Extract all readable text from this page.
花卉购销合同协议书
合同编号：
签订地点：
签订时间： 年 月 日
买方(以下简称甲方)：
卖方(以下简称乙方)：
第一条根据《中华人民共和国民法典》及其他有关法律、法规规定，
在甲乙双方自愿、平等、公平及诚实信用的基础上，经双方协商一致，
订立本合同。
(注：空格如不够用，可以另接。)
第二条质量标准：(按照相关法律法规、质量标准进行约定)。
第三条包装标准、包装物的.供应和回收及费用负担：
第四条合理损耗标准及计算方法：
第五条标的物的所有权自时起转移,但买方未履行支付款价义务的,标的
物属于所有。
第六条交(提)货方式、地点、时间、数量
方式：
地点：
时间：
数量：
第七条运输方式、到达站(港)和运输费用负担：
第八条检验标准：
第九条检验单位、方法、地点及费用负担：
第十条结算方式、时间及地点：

====

Given task →
Output all of the data again, exactly.

Worked solution →
Extract all readable text from this page.
花卉购销合同协议书
合同编号：
签订地点：
签订时间： 年 月 日
买方(以下简称甲方)：
卖方(以下简称乙方)：
第一条根据《中华人民共和国民法典》及其他有关法律、法规规定，
在甲乙双方自愿、平等、公平及诚实信用的基础上，经双方协商一致，
订立本合同。
(注：空格如不够用，可以另接。)
第二条质量标准：(按照相关法律法规、质量标准进行约定)。
第三条包装标准、包装物的.供应和回收及费用负担：
第四条合理损耗标准及计算方法：
第五条标的物的所有权自时起转移,但买方未履行支付款价义务的,标的
物属于所有。
第六条交(提)货方式、地点、时间、数量
方式：
地点：
时间：
数量：
第七条运输方式、到达站(港)和运输费用负担：
第八条检验标准：
第九条检验单位、方法、地点及费用负担：
第十条结算方式、时间及地点：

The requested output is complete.